Data entries:
------
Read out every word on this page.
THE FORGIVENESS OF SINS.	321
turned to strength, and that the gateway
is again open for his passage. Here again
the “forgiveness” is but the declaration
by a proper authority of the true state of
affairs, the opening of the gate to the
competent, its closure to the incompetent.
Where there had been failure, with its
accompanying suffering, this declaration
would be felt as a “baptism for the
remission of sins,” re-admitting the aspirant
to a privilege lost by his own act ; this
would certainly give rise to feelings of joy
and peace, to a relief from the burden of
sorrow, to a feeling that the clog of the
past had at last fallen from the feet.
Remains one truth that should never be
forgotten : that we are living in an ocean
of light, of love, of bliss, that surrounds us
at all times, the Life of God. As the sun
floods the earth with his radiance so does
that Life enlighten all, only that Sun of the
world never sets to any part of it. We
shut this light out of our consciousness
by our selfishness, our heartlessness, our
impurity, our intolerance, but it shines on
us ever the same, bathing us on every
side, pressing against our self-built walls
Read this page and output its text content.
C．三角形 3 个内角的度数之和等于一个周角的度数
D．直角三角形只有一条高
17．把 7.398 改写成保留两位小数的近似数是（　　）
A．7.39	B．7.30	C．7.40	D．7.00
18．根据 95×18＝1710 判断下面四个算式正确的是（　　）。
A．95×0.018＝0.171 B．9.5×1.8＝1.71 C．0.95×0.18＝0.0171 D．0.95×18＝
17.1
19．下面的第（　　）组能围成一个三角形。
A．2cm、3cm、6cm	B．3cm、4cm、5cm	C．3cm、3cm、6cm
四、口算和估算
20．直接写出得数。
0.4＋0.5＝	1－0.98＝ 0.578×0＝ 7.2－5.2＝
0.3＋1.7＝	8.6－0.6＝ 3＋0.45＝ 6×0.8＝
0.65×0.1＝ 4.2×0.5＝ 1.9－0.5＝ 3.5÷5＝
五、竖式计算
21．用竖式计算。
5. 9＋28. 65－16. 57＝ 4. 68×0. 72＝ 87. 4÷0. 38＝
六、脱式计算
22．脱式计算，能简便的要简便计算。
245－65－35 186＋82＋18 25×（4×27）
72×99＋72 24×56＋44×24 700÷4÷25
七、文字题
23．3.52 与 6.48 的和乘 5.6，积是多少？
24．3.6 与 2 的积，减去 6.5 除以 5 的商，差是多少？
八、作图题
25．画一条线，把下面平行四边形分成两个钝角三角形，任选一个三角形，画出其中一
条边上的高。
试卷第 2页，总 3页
------
Pull out all lines of the data with the string "never".

▶ **SOLVED PROBLEM**:
Remains one truth that should never be
world never sets to any part of it. We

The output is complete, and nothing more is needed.